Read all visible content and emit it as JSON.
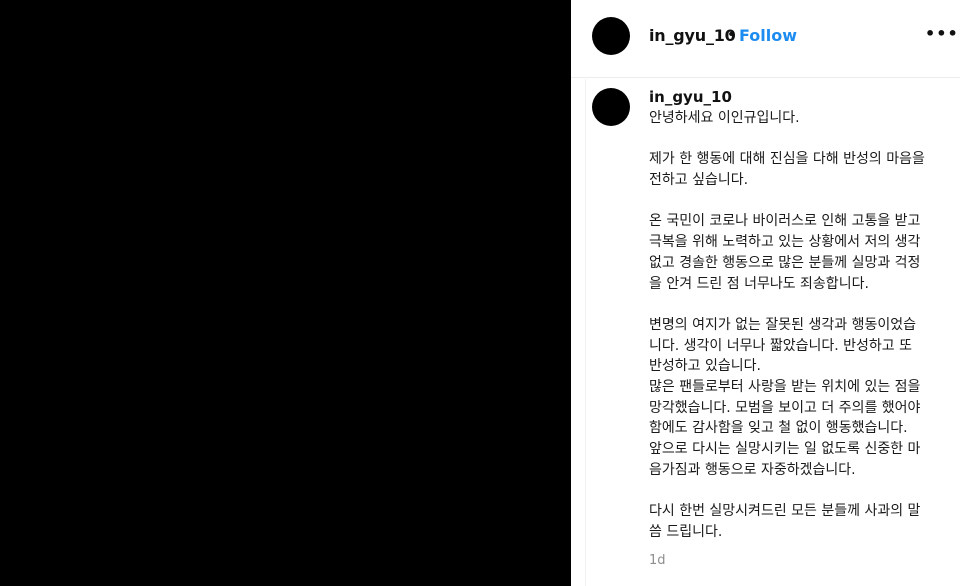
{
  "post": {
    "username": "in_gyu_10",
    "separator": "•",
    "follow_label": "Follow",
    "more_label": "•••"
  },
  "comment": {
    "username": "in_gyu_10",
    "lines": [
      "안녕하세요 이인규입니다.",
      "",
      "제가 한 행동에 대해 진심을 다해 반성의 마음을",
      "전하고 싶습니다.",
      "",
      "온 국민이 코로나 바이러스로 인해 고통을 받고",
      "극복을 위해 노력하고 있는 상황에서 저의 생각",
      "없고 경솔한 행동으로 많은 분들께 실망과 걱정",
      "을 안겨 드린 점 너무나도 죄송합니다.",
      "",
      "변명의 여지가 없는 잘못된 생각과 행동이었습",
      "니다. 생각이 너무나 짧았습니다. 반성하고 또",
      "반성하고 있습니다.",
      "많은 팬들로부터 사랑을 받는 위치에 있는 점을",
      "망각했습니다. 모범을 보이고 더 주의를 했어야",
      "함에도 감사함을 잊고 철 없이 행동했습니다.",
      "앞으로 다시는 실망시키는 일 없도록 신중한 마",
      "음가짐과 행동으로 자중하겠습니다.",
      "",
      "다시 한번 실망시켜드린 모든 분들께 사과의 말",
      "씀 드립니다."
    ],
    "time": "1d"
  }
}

== == ==

WRITTEN EXERCISE
Pictures in the records should not appear in your copy, but everything else must be transcribed exactly.

REPLY TO THE EXERCISE
Read all visible content and emit it as JSON.
{
  "post": {
    "username": "in_gyu_10",
    "separator": "•",
    "follow_label": "Follow",
    "more_label": "•••"
  },
  "comment": {
    "username": "in_gyu_10",
    "lines": [
      "안녕하세요 이인규입니다.",
      "",
      "제가 한 행동에 대해 진심을 다해 반성의 마음을",
      "전하고 싶습니다.",
      "",
      "온 국민이 코로나 바이러스로 인해 고통을 받고",
      "극복을 위해 노력하고 있는 상황에서 저의 생각",
      "없고 경솔한 행동으로 많은 분들께 실망과 걱정",
      "을 안겨 드린 점 너무나도 죄송합니다.",
      "",
      "변명의 여지가 없는 잘못된 생각과 행동이었습",
      "니다. 생각이 너무나 짧았습니다. 반성하고 또",
      "반성하고 있습니다.",
      "많은 팬들로부터 사랑을 받는 위치에 있는 점을",
      "망각했습니다. 모범을 보이고 더 주의를 했어야",
      "함에도 감사함을 잊고 철 없이 행동했습니다.",
      "앞으로 다시는 실망시키는 일 없도록 신중한 마",
      "음가짐과 행동으로 자중하겠습니다.",
      "",
      "다시 한번 실망시켜드린 모든 분들께 사과의 말",
      "씀 드립니다."
    ],
    "time": "1d"
  }
}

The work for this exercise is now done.